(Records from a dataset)
* Start *

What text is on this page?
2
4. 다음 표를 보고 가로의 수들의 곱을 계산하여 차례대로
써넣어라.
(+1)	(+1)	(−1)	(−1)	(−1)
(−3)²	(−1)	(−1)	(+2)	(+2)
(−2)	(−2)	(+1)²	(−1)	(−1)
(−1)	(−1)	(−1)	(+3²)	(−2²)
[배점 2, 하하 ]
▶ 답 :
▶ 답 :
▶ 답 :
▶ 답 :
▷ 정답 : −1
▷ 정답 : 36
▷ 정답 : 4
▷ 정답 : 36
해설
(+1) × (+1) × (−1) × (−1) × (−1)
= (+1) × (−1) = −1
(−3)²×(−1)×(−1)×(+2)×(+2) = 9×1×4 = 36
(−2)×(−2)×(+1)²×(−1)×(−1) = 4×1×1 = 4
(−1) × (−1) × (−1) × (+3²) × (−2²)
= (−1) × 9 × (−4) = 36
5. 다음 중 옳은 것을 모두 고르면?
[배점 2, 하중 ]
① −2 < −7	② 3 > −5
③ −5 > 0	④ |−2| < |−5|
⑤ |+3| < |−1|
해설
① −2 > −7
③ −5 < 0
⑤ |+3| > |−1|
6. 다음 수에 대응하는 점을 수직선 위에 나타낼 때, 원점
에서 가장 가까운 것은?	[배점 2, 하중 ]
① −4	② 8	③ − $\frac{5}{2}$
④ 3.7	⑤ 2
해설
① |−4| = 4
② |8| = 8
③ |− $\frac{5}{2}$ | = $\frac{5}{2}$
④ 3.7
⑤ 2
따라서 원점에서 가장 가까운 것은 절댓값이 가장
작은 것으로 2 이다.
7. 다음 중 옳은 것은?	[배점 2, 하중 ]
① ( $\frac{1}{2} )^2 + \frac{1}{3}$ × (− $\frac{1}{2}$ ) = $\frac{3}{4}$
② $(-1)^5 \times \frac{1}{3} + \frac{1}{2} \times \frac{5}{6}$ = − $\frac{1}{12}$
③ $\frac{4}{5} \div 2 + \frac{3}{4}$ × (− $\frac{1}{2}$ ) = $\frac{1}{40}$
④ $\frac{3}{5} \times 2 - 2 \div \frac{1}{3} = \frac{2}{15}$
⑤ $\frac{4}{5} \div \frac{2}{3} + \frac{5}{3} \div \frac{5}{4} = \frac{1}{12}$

* End *

→ **Goal**
Search the lines above for the string "times" and copy each line that has it.

→ **Response to the task**
② $(-1)^5 \times \frac{1}{3} + \frac{1}{2} \times \frac{5}{6}$ = − $\frac{1}{12}$
④ $\frac{3}{5} \times 2 - 2 \div \frac{1}{3} = \frac{2}{15}$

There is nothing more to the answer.